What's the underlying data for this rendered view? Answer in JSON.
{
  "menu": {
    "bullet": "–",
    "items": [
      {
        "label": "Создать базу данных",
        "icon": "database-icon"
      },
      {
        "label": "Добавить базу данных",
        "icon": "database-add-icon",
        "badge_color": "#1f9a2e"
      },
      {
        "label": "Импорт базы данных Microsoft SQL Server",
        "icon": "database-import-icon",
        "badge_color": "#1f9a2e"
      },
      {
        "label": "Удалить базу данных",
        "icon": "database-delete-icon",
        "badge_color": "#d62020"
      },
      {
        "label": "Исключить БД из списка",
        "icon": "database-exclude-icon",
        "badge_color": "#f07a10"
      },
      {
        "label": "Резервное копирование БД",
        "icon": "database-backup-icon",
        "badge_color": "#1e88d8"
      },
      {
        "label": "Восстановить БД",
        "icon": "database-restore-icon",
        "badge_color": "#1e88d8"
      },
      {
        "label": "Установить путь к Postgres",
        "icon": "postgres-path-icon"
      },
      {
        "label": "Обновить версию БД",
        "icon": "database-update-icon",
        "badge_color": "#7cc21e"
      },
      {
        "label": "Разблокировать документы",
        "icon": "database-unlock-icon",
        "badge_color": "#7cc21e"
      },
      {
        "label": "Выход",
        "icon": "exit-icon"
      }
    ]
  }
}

════

Requirements>
The records above are to be copied in full, exactly as written.

Response>
What's the underlying data for this rendered view? Answer in JSON.
{
  "menu": {
    "bullet": "–",
    "items": [
      {
        "label": "Создать базу данных",
        "icon": "database-icon"
      },
      {
        "label": "Добавить базу данных",
        "icon": "database-add-icon",
        "badge_color": "#1f9a2e"
      },
      {
        "label": "Импорт базы данных Microsoft SQL Server",
        "icon": "database-import-icon",
        "badge_color": "#1f9a2e"
      },
      {
        "label": "Удалить базу данных",
        "icon": "database-delete-icon",
        "badge_color": "#d62020"
      },
      {
        "label": "Исключить БД из списка",
        "icon": "database-exclude-icon",
        "badge_color": "#f07a10"
      },
      {
        "label": "Резервное копирование БД",
        "icon": "database-backup-icon",
        "badge_color": "#1e88d8"
      },
      {
        "label": "Восстановить БД",
        "icon": "database-restore-icon",
        "badge_color": "#1e88d8"
      },
      {
        "label": "Установить путь к Postgres",
        "icon": "postgres-path-icon"
      },
      {
        "label": "Обновить версию БД",
        "icon": "database-update-icon",
        "badge_color": "#7cc21e"
      },
      {
        "label": "Разблокировать документы",
        "icon": "database-unlock-icon",
        "badge_color": "#7cc21e"
      },
      {
        "label": "Выход",
        "icon": "exit-icon"
      }
    ]
  }
}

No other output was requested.